**EXERCISE INSTRUCTIONS:** From the material below, list every line containing "about".

--- BEGIN TASK INPUTS ---

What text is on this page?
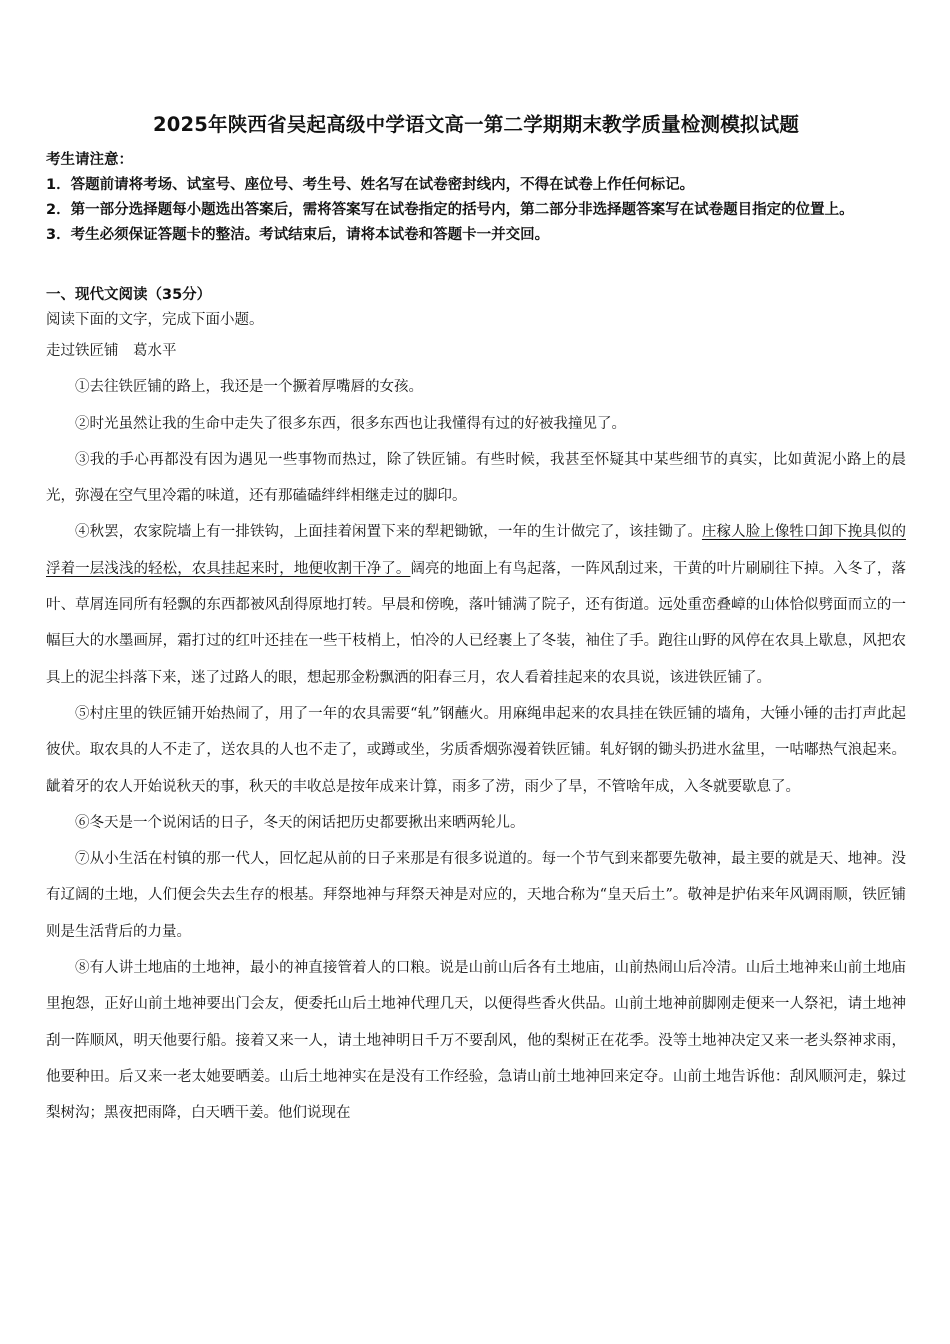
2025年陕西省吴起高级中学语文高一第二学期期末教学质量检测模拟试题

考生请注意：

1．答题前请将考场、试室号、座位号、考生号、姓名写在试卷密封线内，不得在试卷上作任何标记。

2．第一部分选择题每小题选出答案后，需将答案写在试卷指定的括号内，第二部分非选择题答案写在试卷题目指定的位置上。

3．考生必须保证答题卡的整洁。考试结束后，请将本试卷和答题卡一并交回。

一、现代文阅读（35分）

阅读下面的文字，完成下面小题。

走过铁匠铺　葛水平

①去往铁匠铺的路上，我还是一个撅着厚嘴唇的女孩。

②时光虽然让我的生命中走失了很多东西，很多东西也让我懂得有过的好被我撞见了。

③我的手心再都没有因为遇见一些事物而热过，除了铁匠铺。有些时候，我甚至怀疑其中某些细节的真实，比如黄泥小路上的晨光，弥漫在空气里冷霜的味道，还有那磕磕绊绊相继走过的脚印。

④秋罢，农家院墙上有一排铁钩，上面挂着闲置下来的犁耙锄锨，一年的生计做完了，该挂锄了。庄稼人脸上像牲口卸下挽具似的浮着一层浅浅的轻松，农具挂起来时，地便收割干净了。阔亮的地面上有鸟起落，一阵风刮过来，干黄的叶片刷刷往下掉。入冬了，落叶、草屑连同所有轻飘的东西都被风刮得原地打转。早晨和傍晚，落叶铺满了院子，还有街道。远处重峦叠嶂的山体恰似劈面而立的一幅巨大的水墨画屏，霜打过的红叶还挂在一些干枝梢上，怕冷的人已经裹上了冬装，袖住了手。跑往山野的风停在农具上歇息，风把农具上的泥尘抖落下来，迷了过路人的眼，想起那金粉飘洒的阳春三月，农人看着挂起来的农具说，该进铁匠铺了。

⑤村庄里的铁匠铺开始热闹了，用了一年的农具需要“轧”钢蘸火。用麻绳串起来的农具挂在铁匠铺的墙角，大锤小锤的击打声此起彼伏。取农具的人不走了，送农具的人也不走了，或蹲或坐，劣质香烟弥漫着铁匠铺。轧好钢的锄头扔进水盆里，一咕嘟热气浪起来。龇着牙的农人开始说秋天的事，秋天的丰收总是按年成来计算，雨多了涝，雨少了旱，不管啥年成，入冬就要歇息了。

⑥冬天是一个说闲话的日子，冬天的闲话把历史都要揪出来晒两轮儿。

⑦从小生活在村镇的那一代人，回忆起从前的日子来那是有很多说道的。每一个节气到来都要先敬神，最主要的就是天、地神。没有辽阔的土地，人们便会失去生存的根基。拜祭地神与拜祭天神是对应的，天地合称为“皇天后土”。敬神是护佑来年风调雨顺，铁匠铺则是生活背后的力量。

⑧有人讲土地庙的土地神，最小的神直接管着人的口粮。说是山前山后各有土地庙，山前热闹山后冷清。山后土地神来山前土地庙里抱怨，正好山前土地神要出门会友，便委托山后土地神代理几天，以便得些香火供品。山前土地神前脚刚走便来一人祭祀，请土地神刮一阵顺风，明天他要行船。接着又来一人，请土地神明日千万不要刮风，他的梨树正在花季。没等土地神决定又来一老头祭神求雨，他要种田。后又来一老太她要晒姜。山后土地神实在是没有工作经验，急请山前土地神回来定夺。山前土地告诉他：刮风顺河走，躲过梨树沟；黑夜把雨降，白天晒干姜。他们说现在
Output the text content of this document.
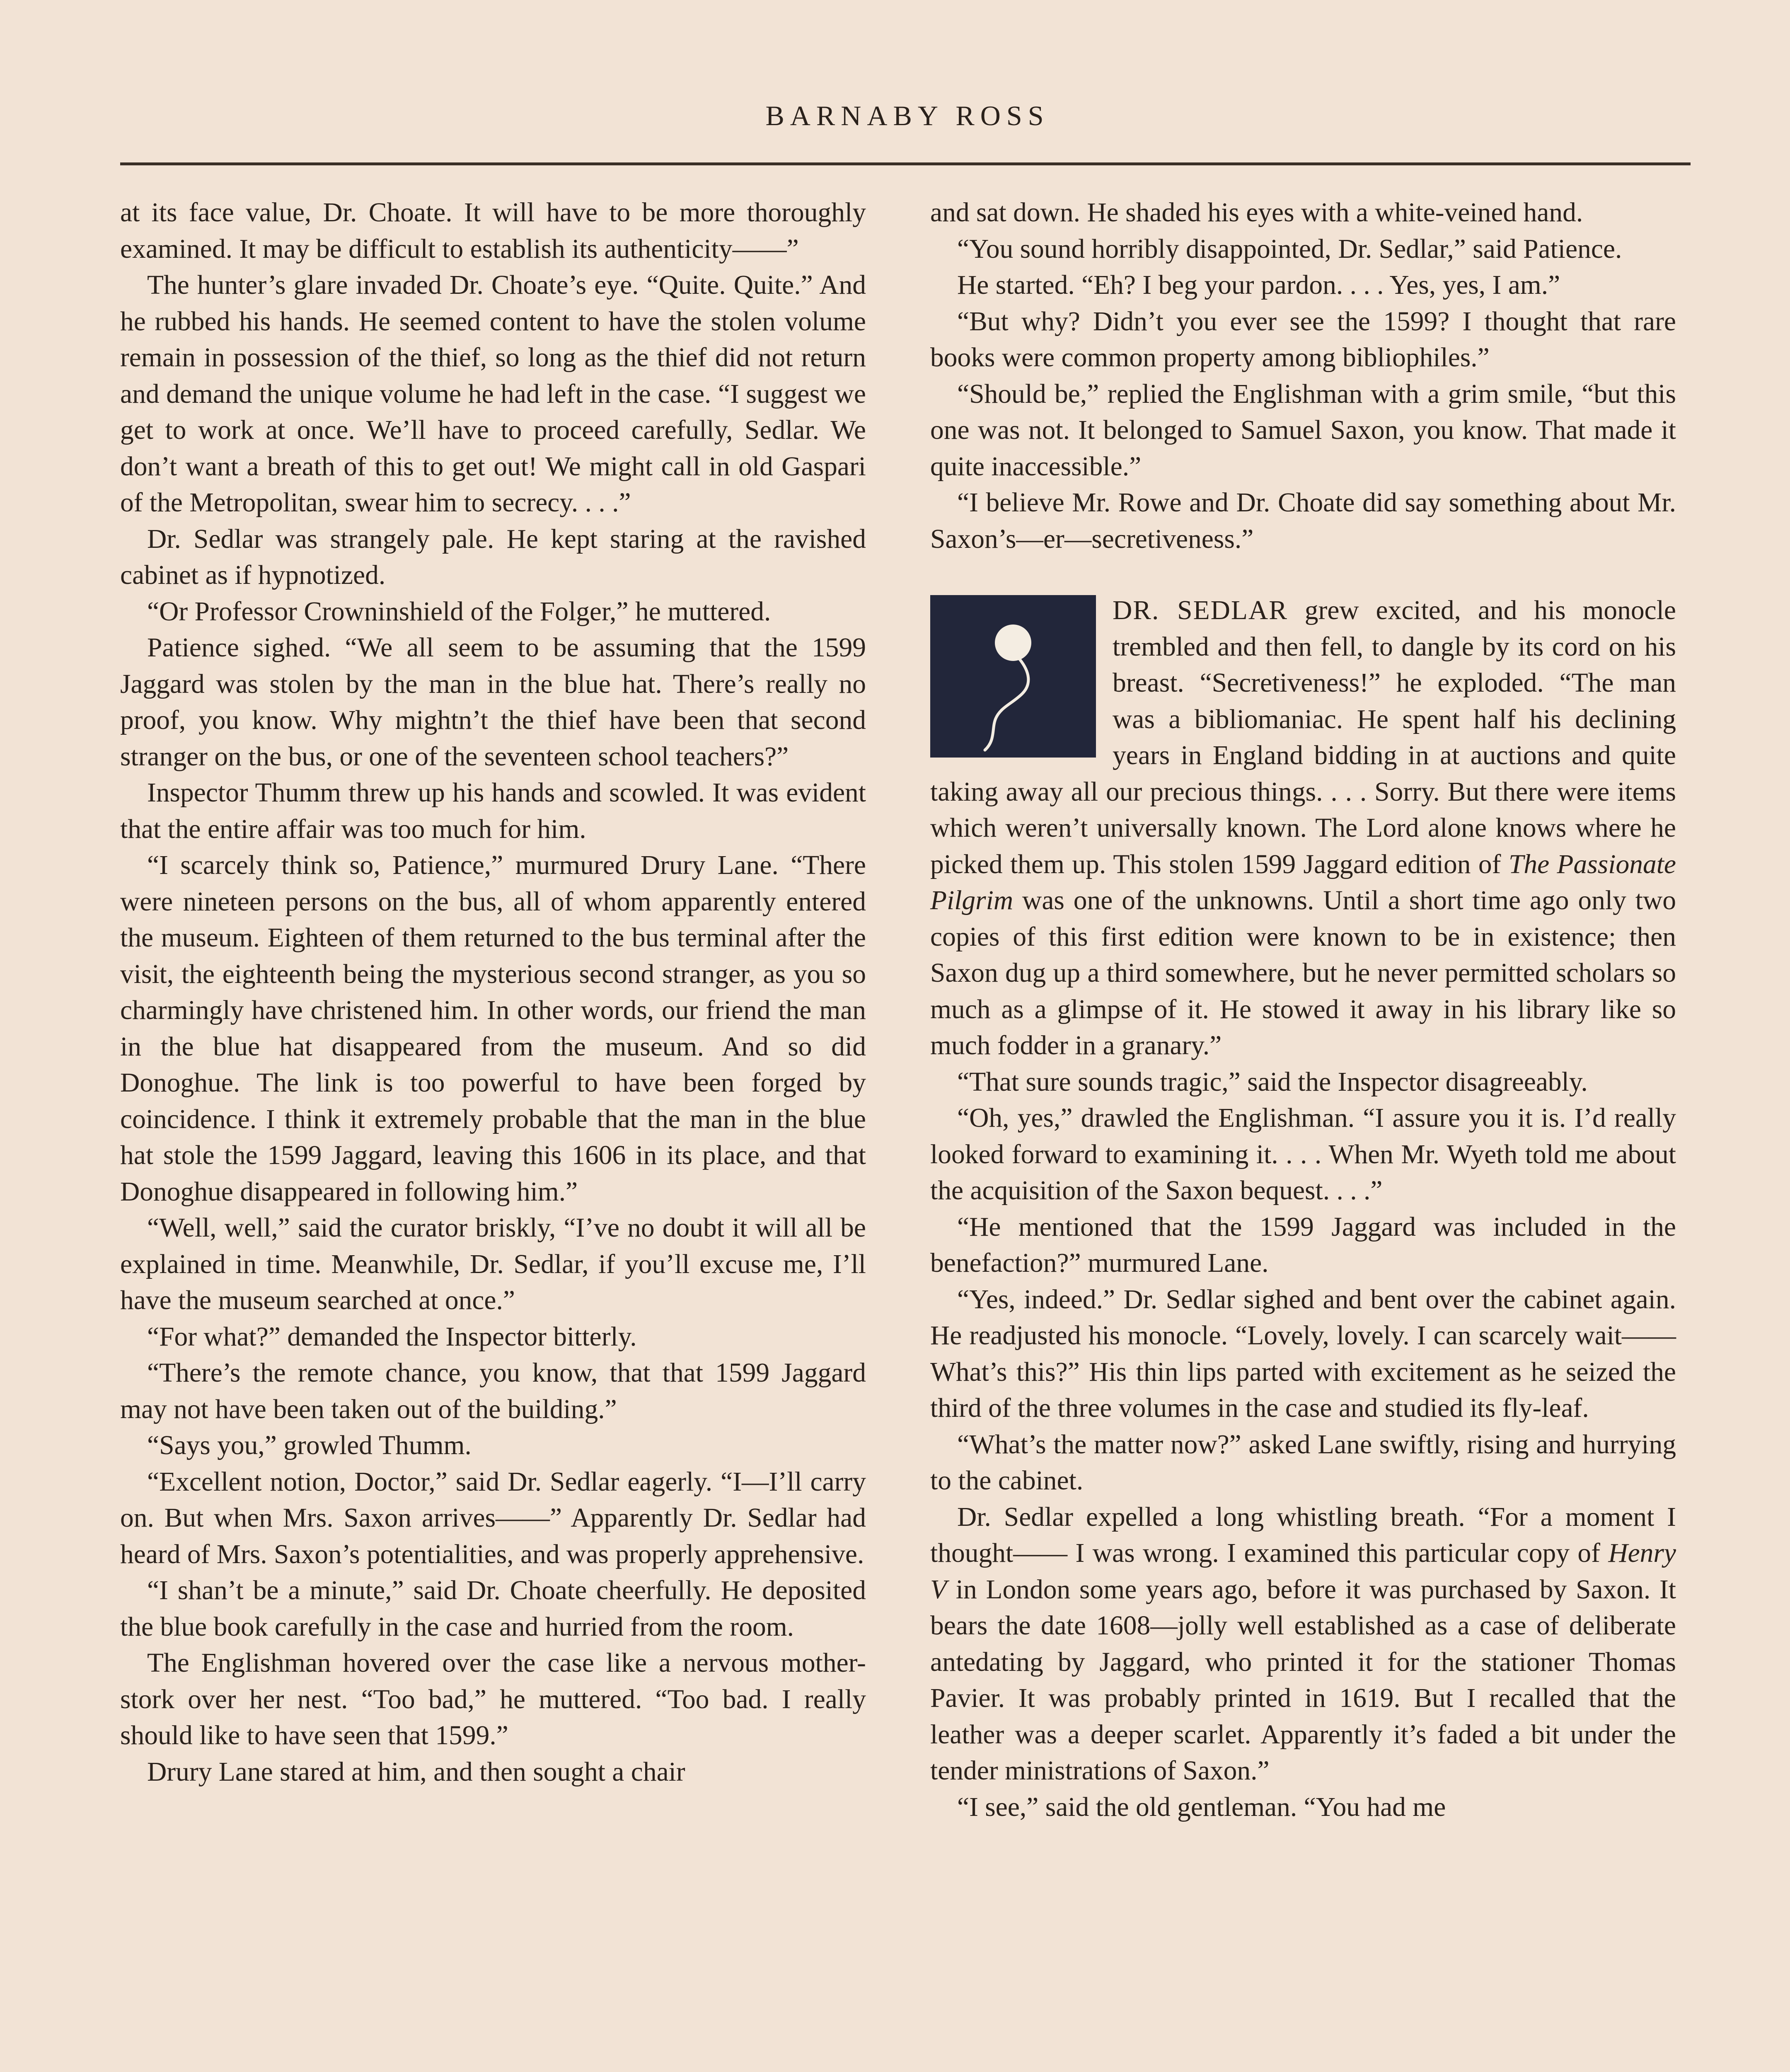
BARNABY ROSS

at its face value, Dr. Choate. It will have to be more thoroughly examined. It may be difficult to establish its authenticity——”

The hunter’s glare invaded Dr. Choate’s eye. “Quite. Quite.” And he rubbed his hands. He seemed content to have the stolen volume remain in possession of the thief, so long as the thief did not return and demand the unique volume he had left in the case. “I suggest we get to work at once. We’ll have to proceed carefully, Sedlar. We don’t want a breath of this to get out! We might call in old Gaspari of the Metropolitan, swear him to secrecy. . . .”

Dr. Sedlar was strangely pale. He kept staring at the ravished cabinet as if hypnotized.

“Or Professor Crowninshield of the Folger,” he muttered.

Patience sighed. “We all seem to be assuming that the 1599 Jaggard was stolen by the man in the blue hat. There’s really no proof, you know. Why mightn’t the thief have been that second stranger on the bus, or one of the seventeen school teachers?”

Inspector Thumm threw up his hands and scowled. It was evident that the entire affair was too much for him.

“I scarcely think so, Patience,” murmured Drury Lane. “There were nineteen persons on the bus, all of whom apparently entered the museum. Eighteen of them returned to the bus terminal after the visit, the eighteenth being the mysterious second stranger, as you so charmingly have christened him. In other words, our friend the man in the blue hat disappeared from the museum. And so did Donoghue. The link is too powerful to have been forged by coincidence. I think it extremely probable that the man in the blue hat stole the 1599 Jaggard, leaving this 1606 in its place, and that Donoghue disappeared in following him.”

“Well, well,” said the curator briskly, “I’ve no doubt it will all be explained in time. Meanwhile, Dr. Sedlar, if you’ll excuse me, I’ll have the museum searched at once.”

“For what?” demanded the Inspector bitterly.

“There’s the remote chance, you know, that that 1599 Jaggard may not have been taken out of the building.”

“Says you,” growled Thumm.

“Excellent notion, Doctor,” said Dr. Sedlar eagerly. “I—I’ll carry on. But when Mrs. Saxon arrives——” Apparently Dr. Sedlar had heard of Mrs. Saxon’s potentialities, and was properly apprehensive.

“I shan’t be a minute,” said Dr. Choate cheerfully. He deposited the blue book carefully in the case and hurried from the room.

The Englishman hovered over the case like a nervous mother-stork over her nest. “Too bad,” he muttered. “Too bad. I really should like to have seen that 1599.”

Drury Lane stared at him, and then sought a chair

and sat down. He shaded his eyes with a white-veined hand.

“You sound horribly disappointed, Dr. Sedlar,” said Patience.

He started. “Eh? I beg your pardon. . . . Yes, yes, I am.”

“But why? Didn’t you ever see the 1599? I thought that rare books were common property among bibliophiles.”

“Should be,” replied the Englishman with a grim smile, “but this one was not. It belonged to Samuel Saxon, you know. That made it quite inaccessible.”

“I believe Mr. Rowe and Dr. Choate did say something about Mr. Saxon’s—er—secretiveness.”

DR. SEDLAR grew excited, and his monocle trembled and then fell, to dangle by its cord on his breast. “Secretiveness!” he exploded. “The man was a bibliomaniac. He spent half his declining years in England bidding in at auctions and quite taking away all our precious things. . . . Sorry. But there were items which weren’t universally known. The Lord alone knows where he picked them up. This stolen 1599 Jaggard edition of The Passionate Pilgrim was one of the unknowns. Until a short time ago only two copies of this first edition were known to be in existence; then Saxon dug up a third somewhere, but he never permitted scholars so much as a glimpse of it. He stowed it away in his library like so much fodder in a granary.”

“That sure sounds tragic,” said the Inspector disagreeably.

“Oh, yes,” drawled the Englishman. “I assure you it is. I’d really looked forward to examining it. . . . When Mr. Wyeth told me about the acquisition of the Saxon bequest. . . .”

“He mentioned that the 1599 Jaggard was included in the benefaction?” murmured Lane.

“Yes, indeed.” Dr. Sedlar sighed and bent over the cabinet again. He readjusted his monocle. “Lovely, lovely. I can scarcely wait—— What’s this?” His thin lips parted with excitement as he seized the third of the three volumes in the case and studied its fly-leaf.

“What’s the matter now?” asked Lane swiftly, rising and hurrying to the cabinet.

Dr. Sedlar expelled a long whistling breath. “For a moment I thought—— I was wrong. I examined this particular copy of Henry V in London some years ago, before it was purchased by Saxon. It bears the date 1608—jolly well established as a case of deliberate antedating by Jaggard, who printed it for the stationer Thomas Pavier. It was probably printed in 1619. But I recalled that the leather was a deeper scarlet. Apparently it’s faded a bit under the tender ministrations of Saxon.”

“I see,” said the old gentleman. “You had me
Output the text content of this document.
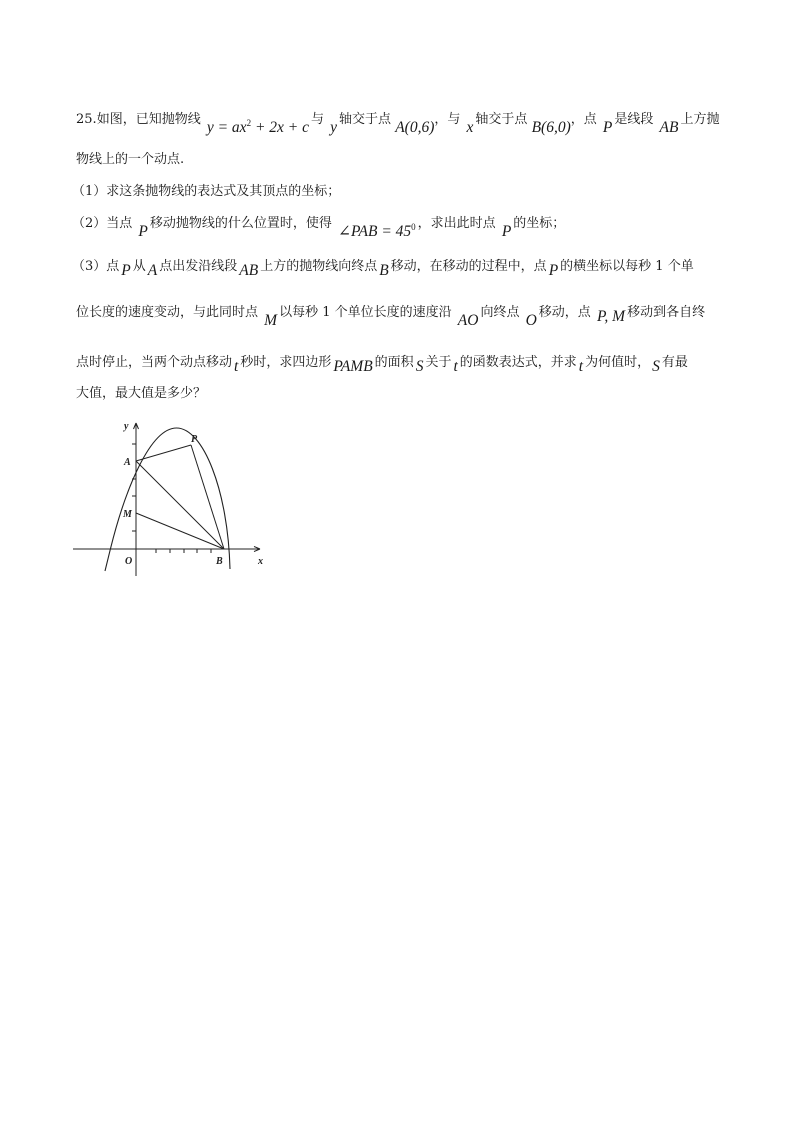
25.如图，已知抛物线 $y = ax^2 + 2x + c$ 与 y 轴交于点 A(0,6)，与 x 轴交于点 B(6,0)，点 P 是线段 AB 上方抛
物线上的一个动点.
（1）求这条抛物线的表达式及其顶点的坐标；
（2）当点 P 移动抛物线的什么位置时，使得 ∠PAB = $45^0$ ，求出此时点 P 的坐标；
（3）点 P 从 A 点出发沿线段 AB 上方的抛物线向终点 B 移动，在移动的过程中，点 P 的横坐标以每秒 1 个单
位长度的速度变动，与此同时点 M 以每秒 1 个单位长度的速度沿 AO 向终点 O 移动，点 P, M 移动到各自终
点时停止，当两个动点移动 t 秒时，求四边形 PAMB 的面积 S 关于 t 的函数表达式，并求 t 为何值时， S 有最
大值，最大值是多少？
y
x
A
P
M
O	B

--- END TASK INPUTS ---

**ANSWER IN FULL:**
“I believe Mr. Rowe and Dr. Choate did say something about Mr. Saxon’s—er—secretiveness.”
“Oh, yes,” drawled the Englishman. “I assure you it is. I’d really looked forward to examining it. . . . When Mr. Wyeth told me about the acquisition of the Saxon bequest. . . .”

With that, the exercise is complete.